■ WHAT TO DO:
Return a copy of every line in the records that includes the word "xlabel".

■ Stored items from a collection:
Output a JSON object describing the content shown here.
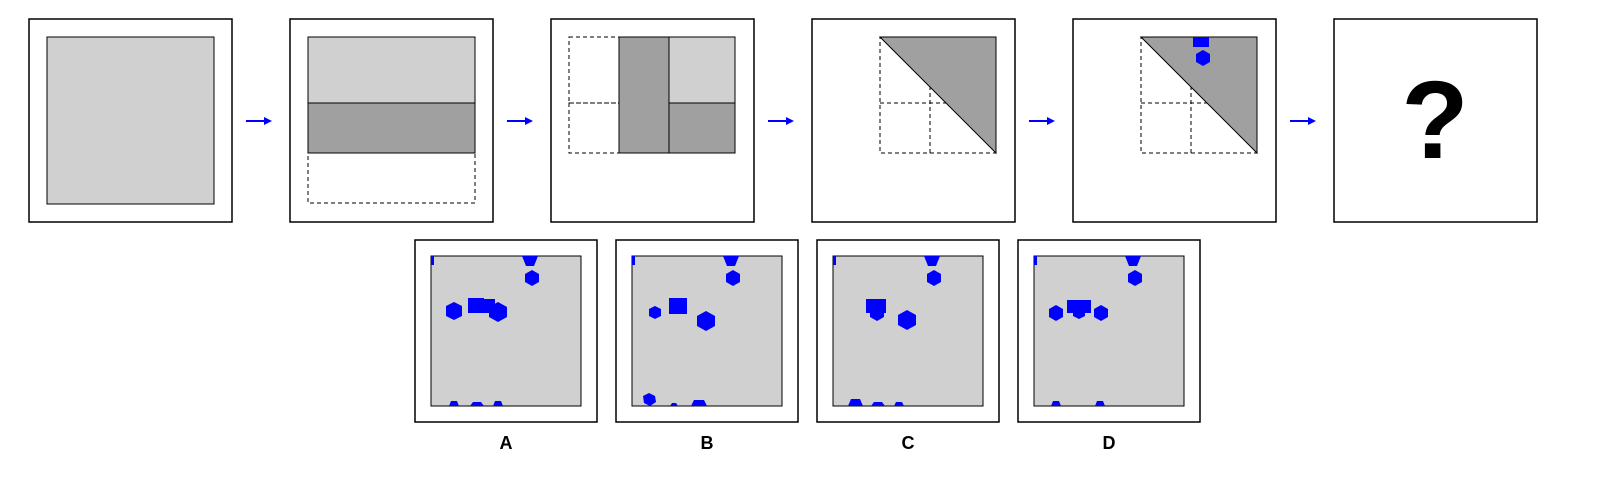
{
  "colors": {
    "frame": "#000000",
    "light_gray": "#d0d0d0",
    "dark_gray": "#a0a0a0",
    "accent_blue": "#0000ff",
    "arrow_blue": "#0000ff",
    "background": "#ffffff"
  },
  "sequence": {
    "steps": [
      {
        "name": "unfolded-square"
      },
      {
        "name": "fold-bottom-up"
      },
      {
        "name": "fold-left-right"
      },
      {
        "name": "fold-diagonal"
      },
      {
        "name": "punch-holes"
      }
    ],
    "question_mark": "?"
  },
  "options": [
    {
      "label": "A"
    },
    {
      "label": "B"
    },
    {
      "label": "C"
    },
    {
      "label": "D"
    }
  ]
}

==

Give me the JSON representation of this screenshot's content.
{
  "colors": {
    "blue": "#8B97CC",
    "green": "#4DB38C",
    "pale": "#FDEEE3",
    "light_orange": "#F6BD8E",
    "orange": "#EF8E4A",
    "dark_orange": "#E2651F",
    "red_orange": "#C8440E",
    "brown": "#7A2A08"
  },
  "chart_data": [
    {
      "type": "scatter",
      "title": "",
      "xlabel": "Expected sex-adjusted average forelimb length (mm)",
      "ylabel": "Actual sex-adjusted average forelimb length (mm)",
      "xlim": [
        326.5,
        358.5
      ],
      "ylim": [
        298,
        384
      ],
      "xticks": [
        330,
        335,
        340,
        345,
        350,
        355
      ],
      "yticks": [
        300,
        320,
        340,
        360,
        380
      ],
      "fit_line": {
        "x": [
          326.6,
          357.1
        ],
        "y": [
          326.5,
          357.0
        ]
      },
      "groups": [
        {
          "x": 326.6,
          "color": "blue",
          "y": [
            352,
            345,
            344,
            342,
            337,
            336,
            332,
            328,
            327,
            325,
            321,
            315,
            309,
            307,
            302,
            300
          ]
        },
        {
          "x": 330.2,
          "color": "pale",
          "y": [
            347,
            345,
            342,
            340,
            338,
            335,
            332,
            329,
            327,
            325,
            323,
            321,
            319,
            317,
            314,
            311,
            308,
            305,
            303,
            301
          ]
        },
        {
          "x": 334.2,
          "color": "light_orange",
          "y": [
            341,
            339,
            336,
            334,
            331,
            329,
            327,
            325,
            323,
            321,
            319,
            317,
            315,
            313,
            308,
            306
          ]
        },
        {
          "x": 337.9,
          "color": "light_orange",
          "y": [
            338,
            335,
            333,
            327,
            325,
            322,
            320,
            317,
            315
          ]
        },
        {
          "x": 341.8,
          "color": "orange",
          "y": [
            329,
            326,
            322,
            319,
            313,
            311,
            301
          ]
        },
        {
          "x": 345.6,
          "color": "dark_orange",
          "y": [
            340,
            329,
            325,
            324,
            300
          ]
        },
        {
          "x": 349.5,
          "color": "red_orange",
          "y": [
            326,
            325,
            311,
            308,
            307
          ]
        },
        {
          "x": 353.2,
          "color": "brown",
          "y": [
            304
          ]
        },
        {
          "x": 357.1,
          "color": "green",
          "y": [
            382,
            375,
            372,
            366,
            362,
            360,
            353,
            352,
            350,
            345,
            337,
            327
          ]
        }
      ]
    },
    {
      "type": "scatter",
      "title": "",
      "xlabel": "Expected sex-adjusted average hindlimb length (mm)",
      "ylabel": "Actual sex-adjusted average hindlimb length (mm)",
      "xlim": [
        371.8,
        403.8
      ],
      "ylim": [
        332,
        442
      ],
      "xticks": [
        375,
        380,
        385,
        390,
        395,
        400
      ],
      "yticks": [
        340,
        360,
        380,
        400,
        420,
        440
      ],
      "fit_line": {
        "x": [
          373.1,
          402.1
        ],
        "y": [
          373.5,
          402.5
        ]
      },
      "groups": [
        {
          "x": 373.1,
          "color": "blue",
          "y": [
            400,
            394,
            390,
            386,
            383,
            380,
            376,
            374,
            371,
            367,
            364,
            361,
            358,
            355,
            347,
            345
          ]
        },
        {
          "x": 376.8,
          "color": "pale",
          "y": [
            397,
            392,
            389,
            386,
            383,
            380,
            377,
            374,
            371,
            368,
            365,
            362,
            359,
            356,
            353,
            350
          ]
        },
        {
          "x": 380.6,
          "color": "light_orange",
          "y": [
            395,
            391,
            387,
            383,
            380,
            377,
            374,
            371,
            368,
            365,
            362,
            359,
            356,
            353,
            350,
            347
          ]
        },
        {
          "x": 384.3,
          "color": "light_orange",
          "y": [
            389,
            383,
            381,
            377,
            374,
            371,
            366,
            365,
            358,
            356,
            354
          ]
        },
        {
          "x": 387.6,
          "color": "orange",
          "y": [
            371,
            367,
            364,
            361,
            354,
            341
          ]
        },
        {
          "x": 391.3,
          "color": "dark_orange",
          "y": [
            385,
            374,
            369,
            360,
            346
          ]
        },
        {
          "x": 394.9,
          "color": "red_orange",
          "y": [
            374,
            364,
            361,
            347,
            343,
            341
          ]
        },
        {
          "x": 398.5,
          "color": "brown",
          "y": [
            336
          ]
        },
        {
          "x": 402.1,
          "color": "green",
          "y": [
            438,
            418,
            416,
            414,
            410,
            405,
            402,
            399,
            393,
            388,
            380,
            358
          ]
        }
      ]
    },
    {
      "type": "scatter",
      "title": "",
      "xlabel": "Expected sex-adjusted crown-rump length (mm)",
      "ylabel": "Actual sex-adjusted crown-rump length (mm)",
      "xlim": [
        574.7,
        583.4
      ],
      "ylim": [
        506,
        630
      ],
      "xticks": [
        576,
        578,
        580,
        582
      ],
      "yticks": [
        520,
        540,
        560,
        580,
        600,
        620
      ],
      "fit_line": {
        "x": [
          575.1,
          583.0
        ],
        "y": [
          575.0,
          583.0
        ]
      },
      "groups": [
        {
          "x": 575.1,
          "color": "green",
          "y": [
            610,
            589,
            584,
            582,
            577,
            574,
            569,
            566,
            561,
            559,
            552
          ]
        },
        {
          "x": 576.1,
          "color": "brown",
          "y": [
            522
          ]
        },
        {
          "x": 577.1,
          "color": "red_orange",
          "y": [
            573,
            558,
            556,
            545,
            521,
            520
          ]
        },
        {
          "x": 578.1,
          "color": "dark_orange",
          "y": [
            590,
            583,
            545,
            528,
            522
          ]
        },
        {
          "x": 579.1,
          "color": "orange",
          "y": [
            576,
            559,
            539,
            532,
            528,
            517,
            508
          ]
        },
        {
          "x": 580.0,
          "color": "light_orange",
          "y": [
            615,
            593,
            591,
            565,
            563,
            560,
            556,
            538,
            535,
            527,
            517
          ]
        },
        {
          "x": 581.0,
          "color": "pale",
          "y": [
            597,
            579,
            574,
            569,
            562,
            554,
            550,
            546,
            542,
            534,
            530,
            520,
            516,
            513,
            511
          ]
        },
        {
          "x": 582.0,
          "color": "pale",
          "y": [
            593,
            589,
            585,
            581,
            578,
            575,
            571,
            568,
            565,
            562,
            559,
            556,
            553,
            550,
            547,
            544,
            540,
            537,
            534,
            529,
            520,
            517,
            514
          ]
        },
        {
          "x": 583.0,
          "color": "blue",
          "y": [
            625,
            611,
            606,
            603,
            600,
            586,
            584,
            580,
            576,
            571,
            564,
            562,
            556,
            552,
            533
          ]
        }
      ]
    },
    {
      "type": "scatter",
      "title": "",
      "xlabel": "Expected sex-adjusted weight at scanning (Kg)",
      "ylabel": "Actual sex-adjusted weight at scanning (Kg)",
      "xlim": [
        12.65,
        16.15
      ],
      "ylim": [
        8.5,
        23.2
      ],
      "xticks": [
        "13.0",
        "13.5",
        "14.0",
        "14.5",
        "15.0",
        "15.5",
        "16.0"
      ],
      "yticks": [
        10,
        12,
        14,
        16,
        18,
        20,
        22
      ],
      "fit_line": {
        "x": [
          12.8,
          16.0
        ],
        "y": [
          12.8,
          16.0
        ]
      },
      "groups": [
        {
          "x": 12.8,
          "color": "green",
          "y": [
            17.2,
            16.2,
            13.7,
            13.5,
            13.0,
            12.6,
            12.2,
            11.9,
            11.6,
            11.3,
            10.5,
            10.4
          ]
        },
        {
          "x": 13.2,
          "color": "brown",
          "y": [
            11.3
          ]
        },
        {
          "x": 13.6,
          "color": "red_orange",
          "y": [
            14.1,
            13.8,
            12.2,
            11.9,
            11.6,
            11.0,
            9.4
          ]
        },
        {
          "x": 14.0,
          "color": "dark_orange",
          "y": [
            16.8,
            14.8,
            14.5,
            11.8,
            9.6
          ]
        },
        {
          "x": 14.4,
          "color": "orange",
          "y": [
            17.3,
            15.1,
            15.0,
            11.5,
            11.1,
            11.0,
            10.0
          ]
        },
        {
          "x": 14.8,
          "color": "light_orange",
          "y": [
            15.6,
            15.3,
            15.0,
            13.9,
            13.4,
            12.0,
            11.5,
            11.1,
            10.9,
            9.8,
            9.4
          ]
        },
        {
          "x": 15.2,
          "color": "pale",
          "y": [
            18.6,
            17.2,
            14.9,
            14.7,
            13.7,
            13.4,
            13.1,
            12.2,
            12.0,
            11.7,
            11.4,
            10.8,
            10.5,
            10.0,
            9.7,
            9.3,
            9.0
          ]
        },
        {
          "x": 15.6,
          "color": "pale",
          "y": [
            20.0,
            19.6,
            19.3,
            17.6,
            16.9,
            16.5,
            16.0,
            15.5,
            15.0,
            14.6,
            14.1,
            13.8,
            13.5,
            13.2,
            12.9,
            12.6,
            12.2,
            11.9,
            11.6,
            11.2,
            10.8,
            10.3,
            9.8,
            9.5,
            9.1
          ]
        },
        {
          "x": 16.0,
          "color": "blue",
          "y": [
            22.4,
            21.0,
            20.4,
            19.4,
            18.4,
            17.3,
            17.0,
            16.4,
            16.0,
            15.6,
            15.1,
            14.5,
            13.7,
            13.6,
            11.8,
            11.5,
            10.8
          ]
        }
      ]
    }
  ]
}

■ TASK RESPONSE:
      "xlabel": "Expected sex-adjusted average forelimb length (mm)",
      "xlabel": "Expected sex-adjusted average hindlimb length (mm)",
      "xlabel": "Expected sex-adjusted crown-rump length (mm)",
      "xlabel": "Expected sex-adjusted weight at scanning (Kg)",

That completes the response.